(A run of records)
::::::
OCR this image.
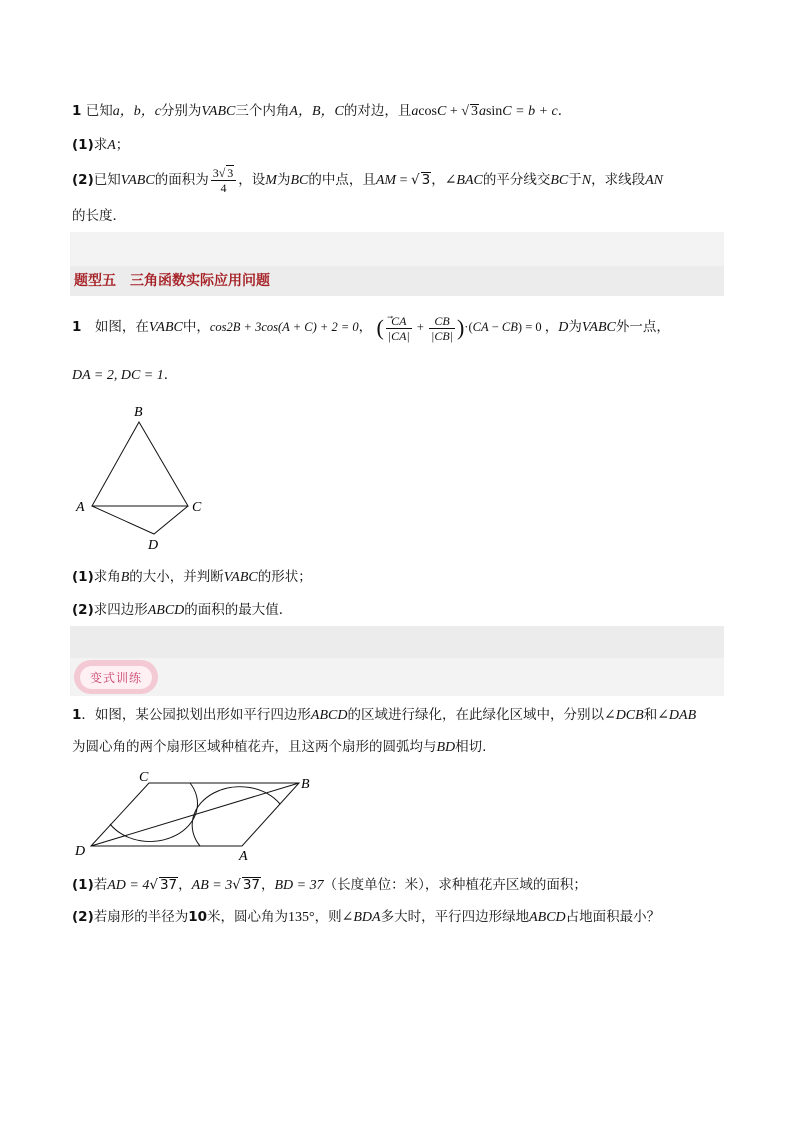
1 已知a，b，c分别为VABC三个内角A，B，C的对边，且acosC + √ 3asinC = b + c．
(1)求A；
(2)已知VABC的面积为 $\frac{3√ 3}{4}$ ，设M为BC的中点，且AM = √ 3，∠BAC的平分线交BC于N，求线段AN
的长度．
题型五　三角函数实际应用问题
1　如图，在VABC中，cos2B + 3cos(A + C) + 2 = 0， ( $\frac{CA}{|CA|} + \frac{CB}{|CB|} )\cdot(CA - CB) = 0$ ，D为VABC外一点，
DA = 2, DC = 1．
B
A	C
D
(1)求角B的大小，并判断VABC的形状；
(2)求四边形ABCD的面积的最大值．
变式训练
1．如图，某公园拟划出形如平行四边形ABCD的区域进行绿化，在此绿化区域中，分别以∠DCB和∠DAB
为圆心角的两个扇形区域种植花卉，且这两个扇形的圆弧均与BD相切.
C	B
D	A
(1)若AD = 4√ 37，AB = 3√ 37，BD = 37（长度单位：米），求种植花卉区域的面积；
(2)若扇形的半径为10米，圆心角为135°，则∠BDA多大时，平行四边形绿地ABCD占地面积最小？
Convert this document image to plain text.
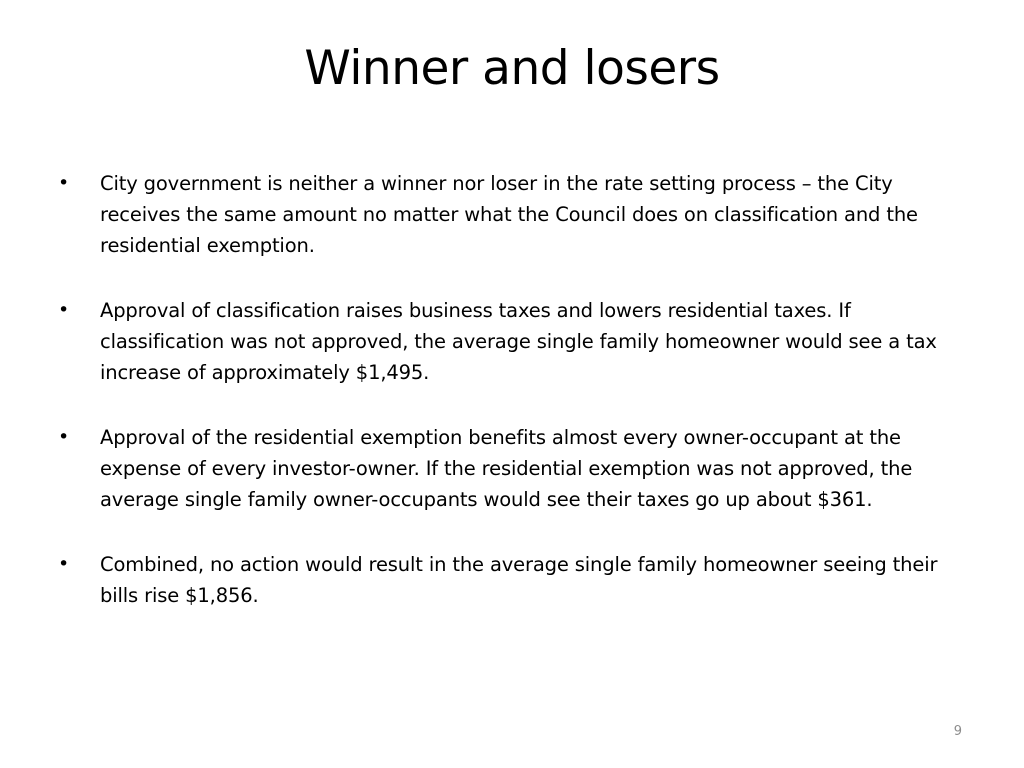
Winner and losers
• City government is neither a winner nor loser in the rate setting process – the City receives the same amount no matter what the Council does on classification and the residential exemption.
• Approval of classification raises business taxes and lowers residential taxes. If classification was not approved, the average single family homeowner would see a tax increase of approximately $1,495.
• Approval of the residential exemption benefits almost every owner-occupant at the expense of every investor-owner. If the residential exemption was not approved, the average single family owner-occupants would see their taxes go up about $361.
• Combined, no action would result in the average single family homeowner seeing their bills rise $1,856.
9
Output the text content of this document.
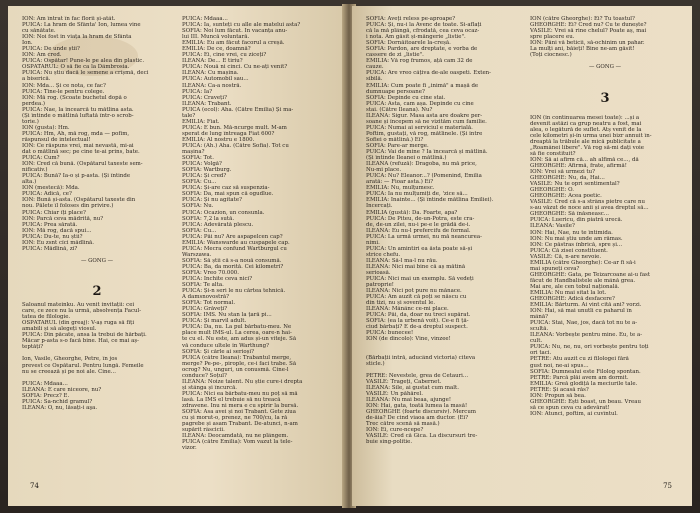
ION: Am întrat în fac florii și-atât.
PUICA: La hram de Sfânta' Ion, lumea vine
cu sănătate.
ION: Noi fost în viața la hram de Sfânta
Ion.
PUICA: De unde știi?
ION: Am cred.
PUICA: Ospătar! Pune-le pe alea din plastic.
OSPĂTARUL: O să fie ca la Dâmbrosia.
PUICA: Nu știu dacă le semene a crișmă, deci
a biserică.
ION: Mda... Și ce nota, ce fac?
PUICA: Tine-le pentru colege.
ION: Mă rog. (Scoate buchetul dopă o
perdea.)
PUICA: Nae, la încearcă tu mătlina asta.
(Și întinde o mătlină luftată într-o scrob-
torie.)
ION (gusta): Hm.
PUICA: Hm, Ah, mă rog, mda — pofim,
răspunsul de intelectual!
ION: Ce răspuns vrei, mai nevastă, mi-ai
dat o mătlină sec; pe cine te-ai prins, bate.
PUICA: Cum?
ION: Cred că bună. (Ospătarul taxeste sem-
nificativ.)
PUICA: Bună? Ia-o și p-asta. (Și întinde
alta.)
ION (mestecă): Mda.
PUICA: Adică, ce?
ION: Bună și-asta. (Ospătarul taxeste din
nou. Pălete îl foloses din privire.)
PUICA: Chiar îți place?
ION: Parcă ceva mădrită, nu?
PUICA: Prea sărată.
ION: Mă rog, dacă spui...
PUICA: Du-te, nu știi?
ION: Eu zsnt cîci mădlină.
PUICA: Mădlină, zi?
— GONG —
2
Saloanul mateinku. Au venit invitații: cei
care, ce zece nu la urmă, absolvența Facul-
tatea de filologie.
OSPĂTARUL (din greaj): V-aș ruga să fiți
amabili și să alegeți viosul.
PUICA: Din păcate, ansa la trebui de hărbați.
Măcar p-asta s-o facă bine. Hai, ce mai aș-
teptăți?
Ion, Vasile, Gheorghe, Petre, în jos
prevest ce Ospătarul. Pentru lungă. Femeile
nu se creează și pe noi ale. Cine...
PUICA: Mdaaa...
ILEANA: E care niceore, nu?
SOFIA: Precz? E.
PUICA: Sa-nchid gramul?
ILEANA: O, nu, lăsați-i aşa.
PUICA: Mdaaa...
PUICA: Ia, sunteți cu alle ale matelui asta?
SOFIA: Noi lum făcut. In vacanța anu-
lui III. Muncă voluntară.
EMILIA: Eu am făcut facorul a creșă.
EMILIA: De ce, doamnă?
PUICA: Ei, cine vrei, cu ziceți?
ILEANA: De... E tiriu?
PUICA: Nouă ni cinci. Cu ne-ați venit?
ILEANA: Cu mașina.
PUICA: Automobil sau...
ILEANA: Ca-a nostră.
PUICA: Ia?
PUICA: Craveți?
ILEANA: Trabant.
PUICA (ecol): Aha. (Către Emilia) Și ma-
tale?
EMILIA: Fiat.
PUICA: E bun. Mă-ncurge mult. M-am
sperat de lung întreaga Fiat 600?
EMILIA: Al nostru e 1800.
PUICA: (Ah.) Aha. (Către Sofia). Tot cu
mașina?
SOFIA: Tot.
PUICA: Volgă?
SOFIA: Wartburg.
PUICA: Și cred?
SOFIA: Cu...
PUICA: Și-are caz să suspenzia-
SOFIA: Da, mai spun că ogudlue.
PUICA: Și nu agitate?
SOFIA: Nu.
PUICA: Ocazion, un consunla.
SOFIA: 7,2 la sută.
PUICA: Adevărată plescu.
SOFIA: Cu...
PUICA: Păi nu? Are aspapelcen cap?
EMILIA: Wanswarde au cuspapele cap.
PUICA: Mecra confund Wartburgul cu
Warszawa.
SOFIA: Să știi că s-a nouă consumă.
PUICA: Ba, da morită. Cei kilometri?
SOFIA: Vreo 70.000.
PUICA: Închite ceva nici?
SOFIA: Te alta.
PUICA: Și-n seri le nu cărtea tehnică.
A damsnovostră?
SOFIA: Tot normal.
PUICA: Grăveți?
SOFIA: IMS. Nu stan la țară pi...
PUICA: Și marvil adult.
PUICA: Da, nu. La pul bărbatu-meu. Ne
place mult IMS-ul. La cerea, oare-n hai-
te cu el. Nu este, am adus și-un viteje. Să
vă conduce ultele în Warthung?
SOFIA: Și cărle ai serioși?
PUICA (către Ileana): Trabantul merge,
merge? Pe-pe-, pirople, ce-i faci trabe. Să
ocrog? Nu, unguri, un conusmă. Cine-l
conduce? Soțul?
ILEANA: Noize talent. Nu știe cure-i drepta
și stânga și încurcă.
PUICA: Nici ea bărbatu-meu nu poț să mă
lasă. La IMS el trebuie să nu treacă
zdravene. Inu ni mera e cu spirir la bursă.
SOFIA: Asa avei și noi Trabant. Gete ziua
cu și morut-o, prenez, ne 700/cu, la ră
pagrebe și asam Trabant. De-atunci, n-am
supărit râscicii.
ILEANA: Deocamdată, nu ne plângem.
PUICA (către Emilia): Vom vazut la tele-
vizor.
74
SOFIA: Aveți reless pe-aproape?
PUICA: Și, nu-i la Avenc de toate. Si-aflați
că la mă plângă, cfrodată, cea ceva ocaz-
i nota. Am găsit și-măngerie „listie".
SOFIA: Dornăitoarele la-creșă.
SOFIA: Pardon, are dreptate, e vorba de
cassere de zi „listie".
EMILIA: Vă rog frumos, ață cam 32 de
cauze.
PUICA: Are vreo câțiva de-ale oaspeti. Exten-
sibilă.
EMILIA: Cum poate fi „inimă" a mașă de
dumnuape persoane?
SOFIA: Depinde cu cine stai.
PUICA: Asta, cam așa. Depinde cu cine
stai. (Către Ileana). Nu?
ILEANA: Sigur. Masa asta are doakre per-
soane și începem să ne vizităm cum familie.
PUICA: Numai ai serviciul e materială.
Poftim, gustați, vă rog, mătlinele. (Și între
Sofiei o mătlină.) Ei?
SOFIA: Pare-ar merge.
PUICA: Vai de mine ? Ia încearcă și mătlină.
(Și întinde Ileanei o mătlină.)
ILEANA (refuză): Dragoba, nu mă price,
Nu-mi place.
PUICA: Nu? Eleanor...? (Pomenind, Emilia
arată: — Fioar asta.) Ei?
EMILIA: Nu, mulțumesc.
PUICA: Ia nu mulțumiți de, 'zice să...
EMILIA: Înainte... (Și întinde mătlina Emiliei).
Încercați.
EMILIA (gustă): Da. Foarte, apa?
PUICA: De Piteu, de-un-Potra, este cra-
de, de-un zilei, nu-i pe-e le grădă de-i.
ILEANA: Eu nu-l prefercifu de formal.
PUICA: La urmă urmei, nu mă neancurea-
nimi.
PUICA: Un amintiri ea ăsta poate să-și
strice chefu.
ILEANA: Să-l ma-l nu rău.
ILEANA: Nici mai bine că aș mătină
serioasă.
PUICA: Nici mai un exemplu. Să vedeți
patroprie!
ILEANA: Nici pot pure nu mănace.
PUICA: Am auzit că poți se născu cu
din tizi, nu și soventul le.
ILEANA: Mânânc ce-mi place.
PUICA: Păi, da, doar nu treci supărat.
SOFIA: (ea la urbenă voit). Ce-e fi ță-
ciud bărbați? E de-a dreptul suspect.
PUICA: bunecee!
ION (de dincolo): Vine, vinzee!
(Bărbații intră, aducând victoria) citeva
sticle.)
PETRE: Nevestele, grea de Cetauri...
VASILE: Trageți, Cabernet.
ILEANA: Sile, ai gustat cum malt.
VASILE: Un păhărel.
ILEANA: Nu mai beaa, ajunge!
ION: Hai, gata, toată lumea la masă!
GHEORGHE (foarte discursiv). Mercum
de-ăia? De cind viaoa am ductor. (Ei?
Trec către scenă să masă.)
ION: Ei, cure-ncepe?
VASILE: Cred că Gica. La discursuri tre-
buie sing-politie.
ION (către Gheorghe): Ei? Tu toastul?
GHEORGHE: Ei? Cred nu? Cu te dunește?
VASILE: Vrei să rine chelul? Poate aș, mai
spre placere eu.
ION: Păni vă beticii, să-ochinim un pahar.
La mulți ani, băieți! Bine ne-am găsit!
(Toți ciocnesc.)
— GONG —
3
ION (în continuarea mesei toate): ...și a
devenit astăzi ca grup neatru a fost, mai
alea, o legătură de suflet. Atș venit de la
cele kilometri și-în urma unei bizr annuit în-
dreaptă la trăbule ale mică publicitate a
„Roamânei libere". Vă rog să-mi dați voie
să fie constituit?
ION: Să ai afirm că... ah alfimă ce..., dă
GHEORGHE: Afirmă, frate, afirmă!
ION: Vrei să urmezi tu?
GHEORGHE: Nu, da, Hai...
VASILE: Nu te opri sentimental?
GHEORGHE: O.
GHEORGHE: Acea poetic.
VASILE: Cred că s-a strâns pietre care nu
s-au văzut de noce anii și avea dreptul să...
GHEORGHE: Să înăsneasc...
PUICA: Luericu, din piatră urecă.
ILEANA: Vasile?
ION: Hai, Nae, nu te întimida.
ION: Nu mai știu unde am rămas.
ION: Ce păstras înbrică, spre și...
PUICA: Că zisei constituent.
VASILE: Că, n-are nevoie.
EMILIA (către Gheorghe): Ce-ar fi să-i
mai spuneți ceva?
GHEORGHE: Gata, pe Teizarcoane ai-u fast
făcut de Handbalistele ale mână grea.
Mai are, ale cen tobul națională.
EMILIA: Nu mai sitat la lot.
GHEORGHE: Adică desfacere?
EMILIA: Bărturm. Ai vint cită ani? vorzi.
ION: Hai, să mai unutli cu paharul în
mână?
PUICA: Stai, Nae, jos, dacă tot nu te a-
scultă.
ILEANA: Vorbește pentru mine. Eu, te a-
cult.
PUICA: Nu, ne, nu, ori vorbește pentru toți
ori taci.
PETRE: Atu auzit cu zi filologei fără
gust noi, ne-ai spus...
SOFIA: Dumnealui este Filolog spontan.
PETRE: Parcă plăi avem am dormit.
EMILIA: Greă glodiță la meciurile tale.
PETRE: Și acasă răs?
ION: Propun să bea.
GHEORGHE: Ești boast, un beau. Vreau
să ce spun ceva cu adevărat!
ION: Atunci, poftim, ai cuvîntul.
75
::::::
Description of the task:
Copy out each line in the preceding records that contains "Fiat".

Result of this task:
EMILIA: Fiat.
sperat de lung întreaga Fiat 600?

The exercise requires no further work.